LISTED RECORDS >>
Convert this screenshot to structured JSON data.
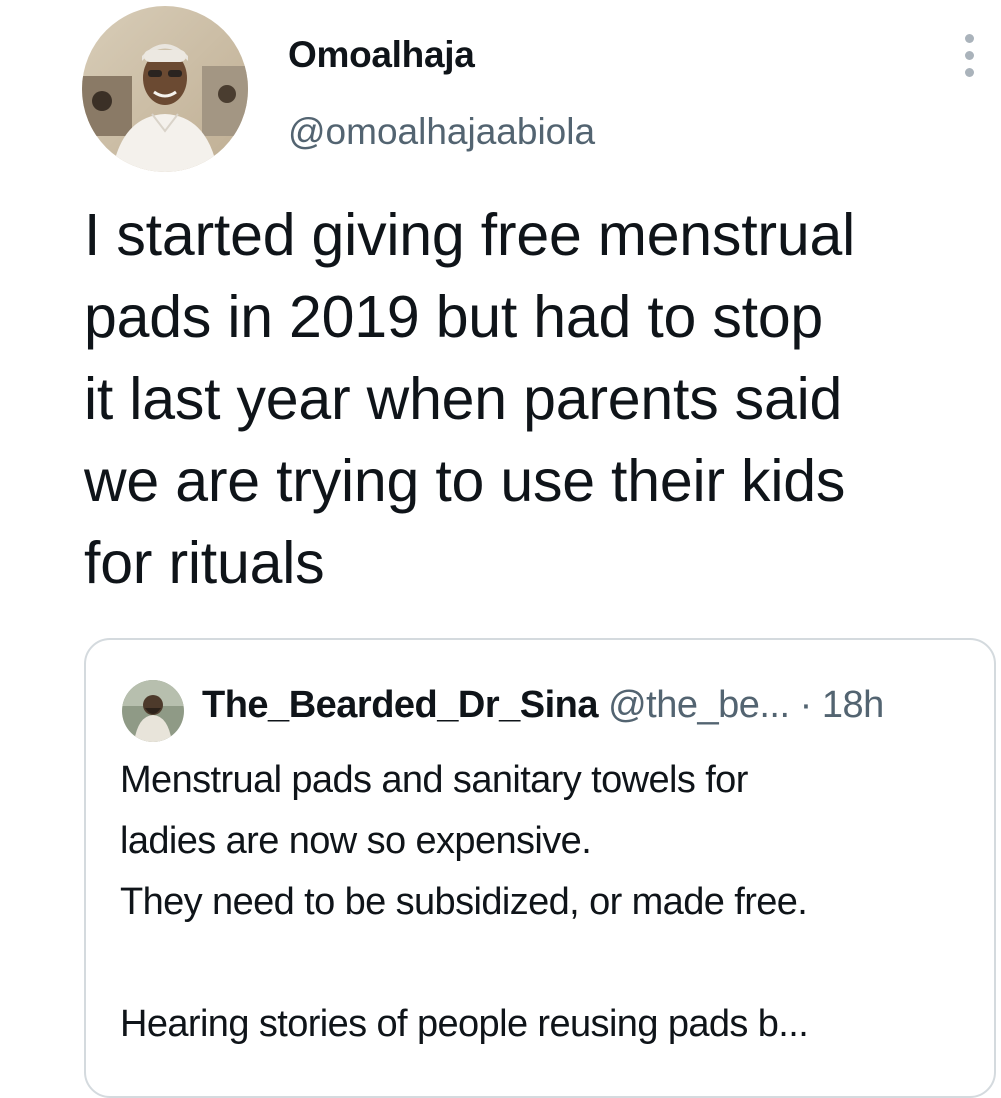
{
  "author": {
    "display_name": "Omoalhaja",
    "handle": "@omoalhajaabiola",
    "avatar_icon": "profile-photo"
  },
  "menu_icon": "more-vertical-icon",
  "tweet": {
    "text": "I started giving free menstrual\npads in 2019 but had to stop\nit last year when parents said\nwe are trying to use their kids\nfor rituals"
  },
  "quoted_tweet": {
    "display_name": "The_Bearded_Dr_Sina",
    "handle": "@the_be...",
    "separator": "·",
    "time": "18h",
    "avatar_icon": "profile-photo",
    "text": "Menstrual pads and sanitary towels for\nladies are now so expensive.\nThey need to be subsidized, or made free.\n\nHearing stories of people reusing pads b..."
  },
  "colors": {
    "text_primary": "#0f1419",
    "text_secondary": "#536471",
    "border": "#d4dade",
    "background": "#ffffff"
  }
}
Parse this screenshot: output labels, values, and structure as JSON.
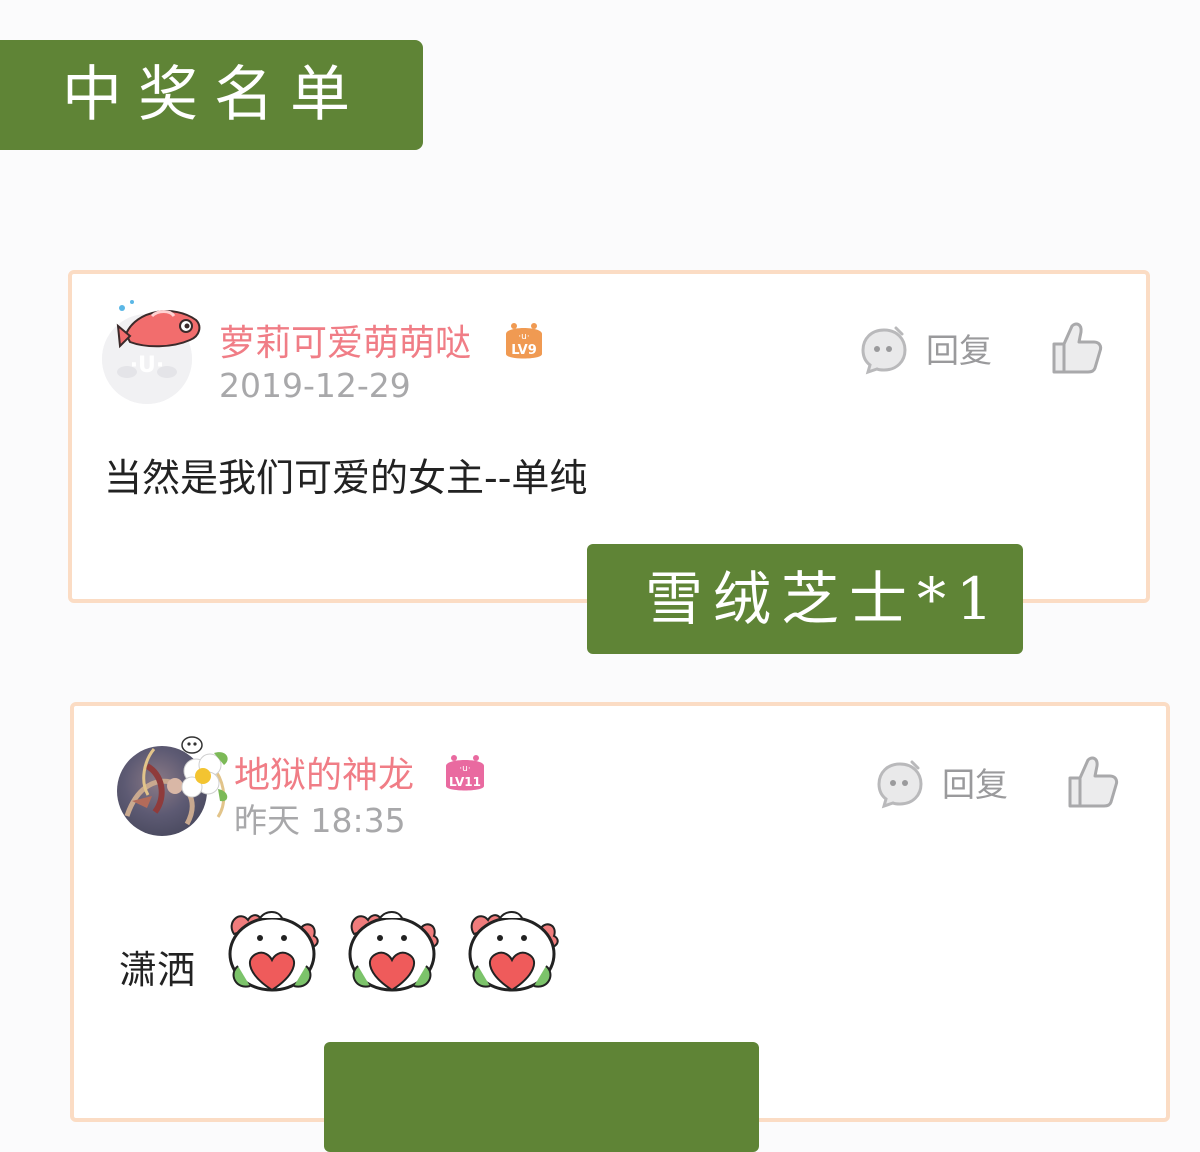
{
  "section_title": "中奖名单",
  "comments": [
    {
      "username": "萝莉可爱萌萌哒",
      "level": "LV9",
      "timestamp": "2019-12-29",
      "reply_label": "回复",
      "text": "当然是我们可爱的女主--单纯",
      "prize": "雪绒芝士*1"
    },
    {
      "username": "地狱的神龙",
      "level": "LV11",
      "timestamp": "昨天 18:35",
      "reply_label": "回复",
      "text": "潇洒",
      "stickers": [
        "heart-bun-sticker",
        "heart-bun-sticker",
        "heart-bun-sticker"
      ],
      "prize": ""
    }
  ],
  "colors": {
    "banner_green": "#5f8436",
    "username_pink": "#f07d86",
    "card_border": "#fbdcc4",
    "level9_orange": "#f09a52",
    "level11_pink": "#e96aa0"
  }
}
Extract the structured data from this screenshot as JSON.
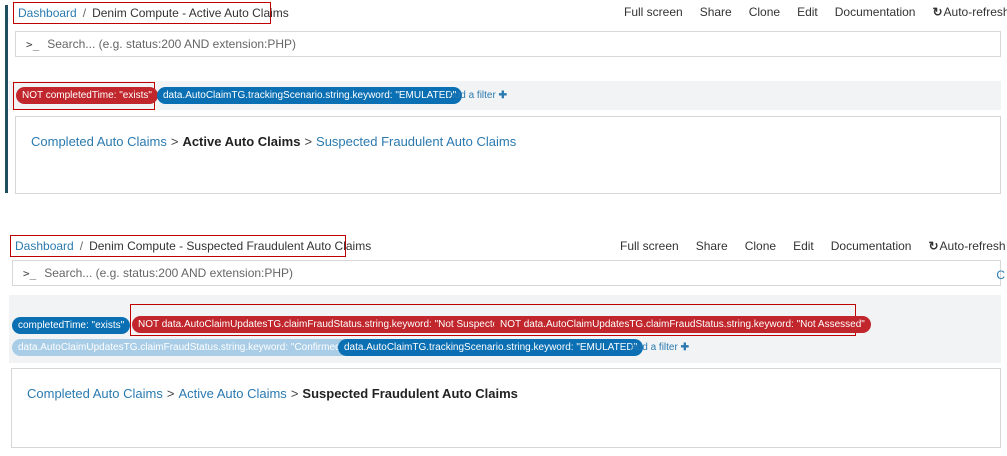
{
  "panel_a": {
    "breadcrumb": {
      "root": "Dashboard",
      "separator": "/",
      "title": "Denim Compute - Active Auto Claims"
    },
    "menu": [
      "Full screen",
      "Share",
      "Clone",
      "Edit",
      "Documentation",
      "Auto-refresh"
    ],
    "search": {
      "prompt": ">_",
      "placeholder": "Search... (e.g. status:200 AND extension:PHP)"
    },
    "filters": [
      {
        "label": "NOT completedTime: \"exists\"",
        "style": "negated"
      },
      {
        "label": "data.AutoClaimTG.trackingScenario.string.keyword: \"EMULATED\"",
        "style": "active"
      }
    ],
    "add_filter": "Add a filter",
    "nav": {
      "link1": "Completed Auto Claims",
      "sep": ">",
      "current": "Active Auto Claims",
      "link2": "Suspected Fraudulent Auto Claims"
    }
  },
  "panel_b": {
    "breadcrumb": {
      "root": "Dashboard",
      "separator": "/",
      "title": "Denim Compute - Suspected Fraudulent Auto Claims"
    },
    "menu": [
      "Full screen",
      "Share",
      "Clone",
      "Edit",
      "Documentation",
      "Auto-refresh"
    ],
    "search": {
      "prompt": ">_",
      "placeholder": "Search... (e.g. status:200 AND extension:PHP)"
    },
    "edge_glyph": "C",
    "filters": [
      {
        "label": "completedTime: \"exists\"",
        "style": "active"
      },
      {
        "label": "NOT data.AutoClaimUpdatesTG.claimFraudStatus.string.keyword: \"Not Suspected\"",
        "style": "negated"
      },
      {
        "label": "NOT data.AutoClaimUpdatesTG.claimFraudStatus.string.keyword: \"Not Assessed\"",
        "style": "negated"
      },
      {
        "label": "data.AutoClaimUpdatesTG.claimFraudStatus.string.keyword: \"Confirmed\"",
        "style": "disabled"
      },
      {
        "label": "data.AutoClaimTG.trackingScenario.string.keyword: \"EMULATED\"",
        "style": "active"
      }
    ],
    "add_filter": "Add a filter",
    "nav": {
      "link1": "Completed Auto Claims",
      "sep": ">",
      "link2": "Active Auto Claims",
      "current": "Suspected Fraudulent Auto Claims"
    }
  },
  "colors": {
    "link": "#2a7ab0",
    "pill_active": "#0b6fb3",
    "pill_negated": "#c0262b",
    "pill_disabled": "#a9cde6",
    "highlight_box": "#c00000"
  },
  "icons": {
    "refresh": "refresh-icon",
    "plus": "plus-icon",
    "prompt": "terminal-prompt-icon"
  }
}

TO BE DONE >>
Exclude the pictures, and transcribe all of the material exactly.

WRITTEN RESPONSE >>
Convert this screenshot to structured JSON data.
{
  "author": {
    "display_name": "Omoalhaja",
    "handle": "@omoalhajaabiola",
    "avatar_icon": "profile-photo"
  },
  "menu_icon": "more-vertical-icon",
  "tweet": {
    "text": "I started giving free menstrual\npads in 2019 but had to stop\nit last year when parents said\nwe are trying to use their kids\nfor rituals"
  },
  "quoted_tweet": {
    "display_name": "The_Bearded_Dr_Sina",
    "handle": "@the_be...",
    "separator": "·",
    "time": "18h",
    "avatar_icon": "profile-photo",
    "text": "Menstrual pads and sanitary towels for\nladies are now so expensive.\nThey need to be subsidized, or made free.\n\nHearing stories of people reusing pads b..."
  },
  "colors": {
    "text_primary": "#0f1419",
    "text_secondary": "#536471",
    "border": "#d4dade",
    "background": "#ffffff"
  }
}
Parse this screenshot: output labels, values, and structure as JSON.
{
  "section_title": "中奖名单",
  "comments": [
    {
      "username": "萝莉可爱萌萌哒",
      "level": "LV9",
      "timestamp": "2019-12-29",
      "reply_label": "回复",
      "text": "当然是我们可爱的女主--单纯",
      "prize": "雪绒芝士*1"
    },
    {
      "username": "地狱的神龙",
      "level": "LV11",
      "timestamp": "昨天 18:35",
      "reply_label": "回复",
      "text": "潇洒",
      "stickers": [
        "heart-bun-sticker",
        "heart-bun-sticker",
        "heart-bun-sticker"
      ],
      "prize": ""
    }
  ],
  "colors": {
    "banner_green": "#5f8436",
    "username_pink": "#f07d86",
    "card_border": "#fbdcc4",
    "level9_orange": "#f09a52",
    "level11_pink": "#e96aa0"
  }
}
Extract the structured data from this screenshot as JSON.
{
  "panel_a": {
    "breadcrumb": {
      "root": "Dashboard",
      "separator": "/",
      "title": "Denim Compute - Active Auto Claims"
    },
    "menu": [
      "Full screen",
      "Share",
      "Clone",
      "Edit",
      "Documentation",
      "Auto-refresh"
    ],
    "search": {
      "prompt": ">_",
      "placeholder": "Search... (e.g. status:200 AND extension:PHP)"
    },
    "filters": [
      {
        "label": "NOT completedTime: \"exists\"",
        "style": "negated"
      },
      {
        "label": "data.AutoClaimTG.trackingScenario.string.keyword: \"EMULATED\"",
        "style": "active"
      }
    ],
    "add_filter": "Add a filter",
    "nav": {
      "link1": "Completed Auto Claims",
      "sep": ">",
      "current": "Active Auto Claims",
      "link2": "Suspected Fraudulent Auto Claims"
    }
  },
  "panel_b": {
    "breadcrumb": {
      "root": "Dashboard",
      "separator": "/",
      "title": "Denim Compute - Suspected Fraudulent Auto Claims"
    },
    "menu": [
      "Full screen",
      "Share",
      "Clone",
      "Edit",
      "Documentation",
      "Auto-refresh"
    ],
    "search": {
      "prompt": ">_",
      "placeholder": "Search... (e.g. status:200 AND extension:PHP)"
    },
    "edge_glyph": "C",
    "filters": [
      {
        "label": "completedTime: \"exists\"",
        "style": "active"
      },
      {
        "label": "NOT data.AutoClaimUpdatesTG.claimFraudStatus.string.keyword: \"Not Suspected\"",
        "style": "negated"
      },
      {
        "label": "NOT data.AutoClaimUpdatesTG.claimFraudStatus.string.keyword: \"Not Assessed\"",
        "style": "negated"
      },
      {
        "label": "data.AutoClaimUpdatesTG.claimFraudStatus.string.keyword: \"Confirmed\"",
        "style": "disabled"
      },
      {
        "label": "data.AutoClaimTG.trackingScenario.string.keyword: \"EMULATED\"",
        "style": "active"
      }
    ],
    "add_filter": "Add a filter",
    "nav": {
      "link1": "Completed Auto Claims",
      "sep": ">",
      "link2": "Active Auto Claims",
      "current": "Suspected Fraudulent Auto Claims"
    }
  },
  "colors": {
    "link": "#2a7ab0",
    "pill_active": "#0b6fb3",
    "pill_negated": "#c0262b",
    "pill_disabled": "#a9cde6",
    "highlight_box": "#c00000"
  },
  "icons": {
    "refresh": "refresh-icon",
    "plus": "plus-icon",
    "prompt": "terminal-prompt-icon"
  }
}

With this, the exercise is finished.